# THINGS TO DO
1 – Answer these questions from the tinted sidemarkers thread, giving each answer on its own line marked (a), (b), (c):
(a) What does the tinting cost?
(b) What shade and option does leebo ask for?
(c) What can the other company spockcat mentions do besides tinting in shades?
2 – Reproduce the passage from the tinted sidemarkers thread word for word, starting at "## ksand (May" and ending at "find out more?".
3 – In the tinted sidemarkers thread, why does spockcat say the only issue with an exchange program is getting the old side markers out without scratches, chips, or other damage? Answer in one to three sentences.

# Tinted sidemarkers



## spockcat (Jun 5, 2003)

All the talk in the other thread about smoked side markers and the long wait has got me thinking. Rather than waiting for new sidemarkers, why not just have the OEM ones tinted. So I contacted a company that does this, mainly on headlight and taillights. 
Of course they can tint the sidemarkers they tell me. And they offer several different shades but the best seems to be medium as shown on the tails and side markers below:








Cost to tint is $30 plus shipping. I am considering buying a new set of side markers, sending them out for tinting and then I would have my old set as a "core". New markers are about $25 each (two required) plus shipping. 
Anyone else interested in doing this instead of waiting for it to snow in Florida in the middle of summer?


----------



## leebo (Dec 17, 2003)

*Re: Tinted sidemarkers (spockcat)*

Interested.
Medium, with sensor.


----------



## doug goldberg (Feb 14, 2003)

*Re: Tinted sidemarkers (leebo)*

Jim, Count me in


----------



## touareg007 (Jan 21, 2005)

*Re: Tinted sidemarkers (spockcat)*

http://www.tintedout.com/


----------



## spockcat (Jun 5, 2003)

*Re: Tinted sidemarkers (touareg007)*

I was looking at using another company. They use the same spray on/clearcoat application. They even tint in body colors if you want that type of thing. I notice this company offers an exchange program. I was thinking of doing the same thing. The only issue is getting the old side markers out without any scratches, chips or other damage. I don't think anyone will want a damaged piece, tinted or not.


----------



## touareg007 (Jan 21, 2005)

*Re: Tinted sidemarkers (spockcat)*

I havent used this company but saw it's website when I was buying some decals for the calipers.


----------



## 2YY4U (Jul 29, 2004)

*Re: Tinted sidemarkers (touareg007)*

What kind od decals you put in your calipers ?


----------



## 2YY4U (Jul 29, 2004)

*Re: Tinted sidemarkers (leebo)*

Same here.


----------



## ksand (May 17, 2004)

*Re: Tinted sidemarkers (spockcat)*

I'm interested. Medium sounds good, I have the sensors too. I assume we're still talking about the front & rear reflectors? How about the turn signal marker on the mirrors?
Jim, I like the idea of buying another set to tint - can you let me know when you find out more?


----------



## touareg007 (Jan 21, 2005)

# PROVIDED MATERIAL
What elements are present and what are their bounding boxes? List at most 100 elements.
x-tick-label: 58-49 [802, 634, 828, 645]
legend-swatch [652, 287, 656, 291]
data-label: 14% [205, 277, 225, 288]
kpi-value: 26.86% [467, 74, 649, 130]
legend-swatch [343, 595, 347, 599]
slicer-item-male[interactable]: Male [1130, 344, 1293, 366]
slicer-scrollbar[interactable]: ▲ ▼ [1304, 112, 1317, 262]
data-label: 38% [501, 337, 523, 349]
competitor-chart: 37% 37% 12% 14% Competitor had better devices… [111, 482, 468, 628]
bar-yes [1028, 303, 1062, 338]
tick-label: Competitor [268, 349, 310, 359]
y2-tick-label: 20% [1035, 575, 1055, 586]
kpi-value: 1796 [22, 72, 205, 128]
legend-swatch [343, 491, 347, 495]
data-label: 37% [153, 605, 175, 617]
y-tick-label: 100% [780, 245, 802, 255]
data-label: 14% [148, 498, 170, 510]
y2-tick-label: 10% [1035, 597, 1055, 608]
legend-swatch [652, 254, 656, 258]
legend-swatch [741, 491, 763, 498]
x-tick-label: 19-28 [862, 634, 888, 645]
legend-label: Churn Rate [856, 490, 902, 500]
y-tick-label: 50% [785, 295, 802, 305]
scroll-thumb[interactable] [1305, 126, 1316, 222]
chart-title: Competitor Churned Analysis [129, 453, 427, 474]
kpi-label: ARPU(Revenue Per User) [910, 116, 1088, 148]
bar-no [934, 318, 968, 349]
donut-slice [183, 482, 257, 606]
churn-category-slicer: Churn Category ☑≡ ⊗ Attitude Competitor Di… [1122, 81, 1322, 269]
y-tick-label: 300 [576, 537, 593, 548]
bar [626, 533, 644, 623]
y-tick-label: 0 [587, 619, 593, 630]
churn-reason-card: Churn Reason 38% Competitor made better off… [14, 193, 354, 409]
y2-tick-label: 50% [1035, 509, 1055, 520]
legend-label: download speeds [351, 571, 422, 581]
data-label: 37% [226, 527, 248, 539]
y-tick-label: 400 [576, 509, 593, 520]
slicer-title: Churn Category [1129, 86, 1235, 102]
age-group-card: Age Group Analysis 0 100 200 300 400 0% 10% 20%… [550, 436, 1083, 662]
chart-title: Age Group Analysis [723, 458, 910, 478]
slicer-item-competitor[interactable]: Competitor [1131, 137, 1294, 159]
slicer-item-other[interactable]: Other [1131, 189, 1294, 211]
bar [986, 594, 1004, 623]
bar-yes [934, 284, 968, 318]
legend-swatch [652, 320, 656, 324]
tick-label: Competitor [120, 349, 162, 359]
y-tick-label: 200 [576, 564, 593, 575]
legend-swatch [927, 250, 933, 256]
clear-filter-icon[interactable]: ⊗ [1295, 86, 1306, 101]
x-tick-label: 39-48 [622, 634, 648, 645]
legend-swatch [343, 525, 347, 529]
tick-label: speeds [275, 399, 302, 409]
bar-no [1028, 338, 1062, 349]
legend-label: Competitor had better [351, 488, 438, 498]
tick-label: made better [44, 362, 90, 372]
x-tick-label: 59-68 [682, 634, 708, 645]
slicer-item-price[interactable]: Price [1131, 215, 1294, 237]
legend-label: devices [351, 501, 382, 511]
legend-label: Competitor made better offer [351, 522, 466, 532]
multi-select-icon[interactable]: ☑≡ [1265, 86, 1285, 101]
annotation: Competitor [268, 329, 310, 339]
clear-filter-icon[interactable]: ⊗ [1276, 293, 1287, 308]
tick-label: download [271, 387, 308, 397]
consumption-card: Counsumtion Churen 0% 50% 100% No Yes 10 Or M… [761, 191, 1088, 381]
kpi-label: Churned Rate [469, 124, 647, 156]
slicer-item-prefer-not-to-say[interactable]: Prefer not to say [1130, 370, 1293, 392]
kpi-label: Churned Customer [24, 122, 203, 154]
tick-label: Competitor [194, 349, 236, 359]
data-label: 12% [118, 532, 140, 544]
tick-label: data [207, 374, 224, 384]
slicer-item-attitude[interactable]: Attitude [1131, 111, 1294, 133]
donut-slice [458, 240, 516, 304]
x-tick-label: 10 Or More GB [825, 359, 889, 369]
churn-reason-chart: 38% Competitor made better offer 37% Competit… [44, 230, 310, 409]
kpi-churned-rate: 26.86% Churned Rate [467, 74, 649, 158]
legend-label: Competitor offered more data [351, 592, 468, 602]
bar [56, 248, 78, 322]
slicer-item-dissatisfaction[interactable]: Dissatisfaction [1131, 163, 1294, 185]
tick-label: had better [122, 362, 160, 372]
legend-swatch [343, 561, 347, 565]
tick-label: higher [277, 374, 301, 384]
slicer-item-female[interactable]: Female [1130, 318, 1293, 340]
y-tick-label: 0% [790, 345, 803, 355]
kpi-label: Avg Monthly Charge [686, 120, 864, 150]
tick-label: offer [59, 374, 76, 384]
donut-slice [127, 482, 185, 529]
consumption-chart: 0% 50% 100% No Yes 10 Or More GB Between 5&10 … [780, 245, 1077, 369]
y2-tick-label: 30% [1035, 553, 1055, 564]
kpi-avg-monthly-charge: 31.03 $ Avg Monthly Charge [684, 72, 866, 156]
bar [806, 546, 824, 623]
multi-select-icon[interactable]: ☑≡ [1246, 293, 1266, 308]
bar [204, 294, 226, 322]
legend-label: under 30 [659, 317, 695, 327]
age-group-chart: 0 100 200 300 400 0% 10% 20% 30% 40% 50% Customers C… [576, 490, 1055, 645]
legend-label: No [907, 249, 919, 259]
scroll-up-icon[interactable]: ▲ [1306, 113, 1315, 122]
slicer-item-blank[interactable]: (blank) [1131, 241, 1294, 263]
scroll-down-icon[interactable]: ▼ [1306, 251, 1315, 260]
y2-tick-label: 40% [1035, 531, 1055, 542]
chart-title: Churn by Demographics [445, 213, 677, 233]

# SOLUTIONS TO THE TASKS
1 –
(a) $30 plus shipping.
(b) Medium, with sensor.
(c) It can tint in body colors.

2 –
## ksand (May 17, 2004)

*Re: Tinted sidemarkers (spockcat)*

I'm interested. Medium sounds good, I have the sensors too. I assume we're still talking about the front & rear reflectors? How about the turn signal marker on the mirrors?
Jim, I like the idea of buying another set to tint - can you let me know when you find out more?

3 – Spockcat doesn't think anyone will want a damaged piece, whether it is tinted or not.